(Data listing)
────────────────────────────────────────
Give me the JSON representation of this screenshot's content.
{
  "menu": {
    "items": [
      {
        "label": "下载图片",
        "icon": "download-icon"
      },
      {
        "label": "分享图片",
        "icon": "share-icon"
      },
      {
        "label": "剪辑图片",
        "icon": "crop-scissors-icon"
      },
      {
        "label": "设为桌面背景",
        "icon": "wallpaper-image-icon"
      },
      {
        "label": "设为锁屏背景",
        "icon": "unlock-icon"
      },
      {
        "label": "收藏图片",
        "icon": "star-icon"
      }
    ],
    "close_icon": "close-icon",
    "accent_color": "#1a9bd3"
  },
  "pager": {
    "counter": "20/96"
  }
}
────────────────────────────────────────
- [Task brief]
Quote each line above in full, word for word.

- [Solution for this task]
Give me the JSON representation of this screenshot's content.
{
  "menu": {
    "items": [
      {
        "label": "下载图片",
        "icon": "download-icon"
      },
      {
        "label": "分享图片",
        "icon": "share-icon"
      },
      {
        "label": "剪辑图片",
        "icon": "crop-scissors-icon"
      },
      {
        "label": "设为桌面背景",
        "icon": "wallpaper-image-icon"
      },
      {
        "label": "设为锁屏背景",
        "icon": "unlock-icon"
      },
      {
        "label": "收藏图片",
        "icon": "star-icon"
      }
    ],
    "close_icon": "close-icon",
    "accent_color": "#1a9bd3"
  },
  "pager": {
    "counter": "20/96"
  }
}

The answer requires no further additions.